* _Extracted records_
________________________

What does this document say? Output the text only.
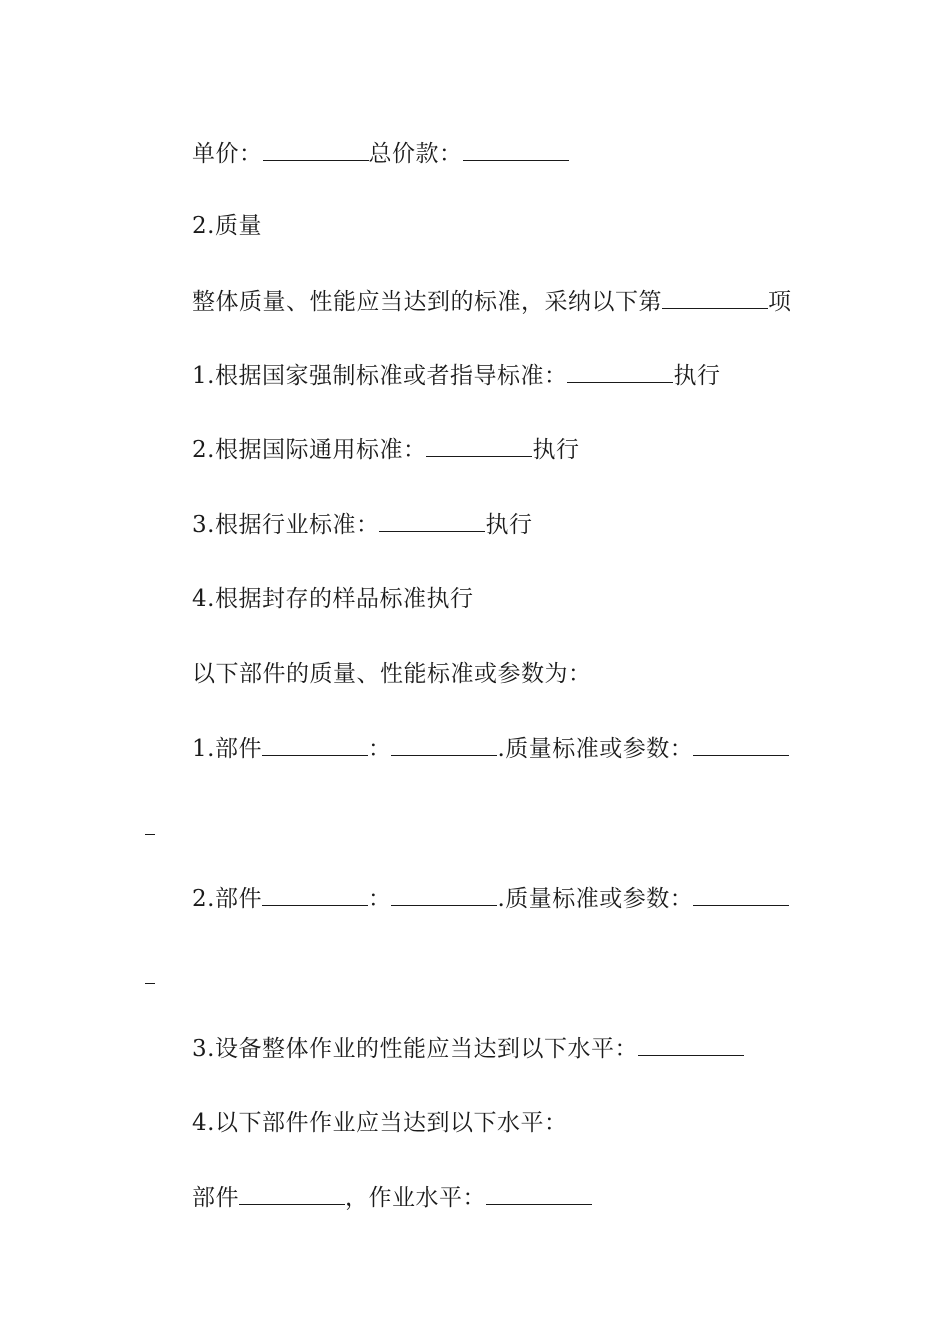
单价：	总价款：
2.质量
整体质量、性能应当达到的标准，采纳以下第	项
1.根据国家强制标准或者指导标准：	执行
2.根据国际通用标准：	执行
3.根据行业标准：	执行
4.根据封存的样品标准执行
以下部件的质量、性能标准或参数为：
1.部件	：	.质量标准或参数：
2.部件	：	.质量标准或参数：
3.设备整体作业的性能应当达到以下水平：
4.以下部件作业应当达到以下水平：
部件	，作业水平：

________________________

* _Exercise instructions_
The data should be printed again unchanged; leave its pictures out.

* _Correct answer_
What does this document say? Output the text only.
单价：	总价款：
2.质量
整体质量、性能应当达到的标准，采纳以下第	项
1.根据国家强制标准或者指导标准：	执行
2.根据国际通用标准：	执行
3.根据行业标准：	执行
4.根据封存的样品标准执行
以下部件的质量、性能标准或参数为：
1.部件	：	.质量标准或参数：
2.部件	：	.质量标准或参数：
3.设备整体作业的性能应当达到以下水平：
4.以下部件作业应当达到以下水平：
部件	，作业水平：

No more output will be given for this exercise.